* **Given request**
Go through the entries below and write each one out exactly.

* **Records for this task**

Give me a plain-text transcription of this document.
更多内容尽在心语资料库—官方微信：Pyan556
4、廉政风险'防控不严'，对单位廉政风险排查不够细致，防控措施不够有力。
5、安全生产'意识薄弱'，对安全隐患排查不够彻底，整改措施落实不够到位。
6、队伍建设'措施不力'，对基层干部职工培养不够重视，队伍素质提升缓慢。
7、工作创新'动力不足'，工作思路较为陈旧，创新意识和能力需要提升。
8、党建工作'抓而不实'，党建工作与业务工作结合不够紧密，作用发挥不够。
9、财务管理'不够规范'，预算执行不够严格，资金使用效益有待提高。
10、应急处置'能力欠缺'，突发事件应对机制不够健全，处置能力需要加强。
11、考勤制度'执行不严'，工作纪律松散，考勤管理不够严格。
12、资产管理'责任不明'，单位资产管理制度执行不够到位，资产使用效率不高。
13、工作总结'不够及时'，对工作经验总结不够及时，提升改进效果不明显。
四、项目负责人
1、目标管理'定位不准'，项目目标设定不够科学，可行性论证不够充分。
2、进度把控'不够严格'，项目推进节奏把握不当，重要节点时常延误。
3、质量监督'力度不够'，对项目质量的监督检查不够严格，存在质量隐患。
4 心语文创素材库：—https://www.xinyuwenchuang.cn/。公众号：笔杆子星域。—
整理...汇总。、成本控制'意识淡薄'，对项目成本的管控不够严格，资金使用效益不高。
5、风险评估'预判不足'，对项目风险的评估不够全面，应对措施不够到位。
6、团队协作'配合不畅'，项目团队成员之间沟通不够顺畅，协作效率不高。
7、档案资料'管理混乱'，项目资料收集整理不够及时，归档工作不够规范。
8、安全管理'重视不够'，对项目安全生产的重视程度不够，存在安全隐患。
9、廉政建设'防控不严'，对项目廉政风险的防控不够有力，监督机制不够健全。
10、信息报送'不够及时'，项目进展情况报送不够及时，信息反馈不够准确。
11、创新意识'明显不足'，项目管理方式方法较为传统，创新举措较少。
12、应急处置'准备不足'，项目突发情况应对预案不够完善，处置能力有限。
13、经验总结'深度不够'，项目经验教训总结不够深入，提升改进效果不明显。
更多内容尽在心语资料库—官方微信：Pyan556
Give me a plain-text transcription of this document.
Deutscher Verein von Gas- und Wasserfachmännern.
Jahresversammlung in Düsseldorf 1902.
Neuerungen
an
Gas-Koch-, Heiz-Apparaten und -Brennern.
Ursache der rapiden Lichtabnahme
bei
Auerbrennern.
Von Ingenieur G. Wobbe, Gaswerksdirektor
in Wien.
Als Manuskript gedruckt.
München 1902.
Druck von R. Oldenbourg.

* **Task output**
Give me a plain-text transcription of this document.
更多内容尽在心语资料库—官方微信：Pyan556
4、廉政风险'防控不严'，对单位廉政风险排查不够细致，防控措施不够有力。
5、安全生产'意识薄弱'，对安全隐患排查不够彻底，整改措施落实不够到位。
6、队伍建设'措施不力'，对基层干部职工培养不够重视，队伍素质提升缓慢。
7、工作创新'动力不足'，工作思路较为陈旧，创新意识和能力需要提升。
8、党建工作'抓而不实'，党建工作与业务工作结合不够紧密，作用发挥不够。
9、财务管理'不够规范'，预算执行不够严格，资金使用效益有待提高。
10、应急处置'能力欠缺'，突发事件应对机制不够健全，处置能力需要加强。
11、考勤制度'执行不严'，工作纪律松散，考勤管理不够严格。
12、资产管理'责任不明'，单位资产管理制度执行不够到位，资产使用效率不高。
13、工作总结'不够及时'，对工作经验总结不够及时，提升改进效果不明显。
四、项目负责人
1、目标管理'定位不准'，项目目标设定不够科学，可行性论证不够充分。
2、进度把控'不够严格'，项目推进节奏把握不当，重要节点时常延误。
3、质量监督'力度不够'，对项目质量的监督检查不够严格，存在质量隐患。
4 心语文创素材库：—https://www.xinyuwenchuang.cn/。公众号：笔杆子星域。—
整理...汇总。、成本控制'意识淡薄'，对项目成本的管控不够严格，资金使用效益不高。
5、风险评估'预判不足'，对项目风险的评估不够全面，应对措施不够到位。
6、团队协作'配合不畅'，项目团队成员之间沟通不够顺畅，协作效率不高。
7、档案资料'管理混乱'，项目资料收集整理不够及时，归档工作不够规范。
8、安全管理'重视不够'，对项目安全生产的重视程度不够，存在安全隐患。
9、廉政建设'防控不严'，对项目廉政风险的防控不够有力，监督机制不够健全。
10、信息报送'不够及时'，项目进展情况报送不够及时，信息反馈不够准确。
11、创新意识'明显不足'，项目管理方式方法较为传统，创新举措较少。
12、应急处置'准备不足'，项目突发情况应对预案不够完善，处置能力有限。
13、经验总结'深度不够'，项目经验教训总结不够深入，提升改进效果不明显。
更多内容尽在心语资料库—官方微信：Pyan556
Give me a plain-text transcription of this document.
Deutscher Verein von Gas- und Wasserfachmännern.
Jahresversammlung in Düsseldorf 1902.
Neuerungen
an
Gas-Koch-, Heiz-Apparaten und -Brennern.
Ursache der rapiden Lichtabnahme
bei
Auerbrennern.
Von Ingenieur G. Wobbe, Gaswerksdirektor
in Wien.
Als Manuskript gedruckt.
München 1902.
Druck von R. Oldenbourg.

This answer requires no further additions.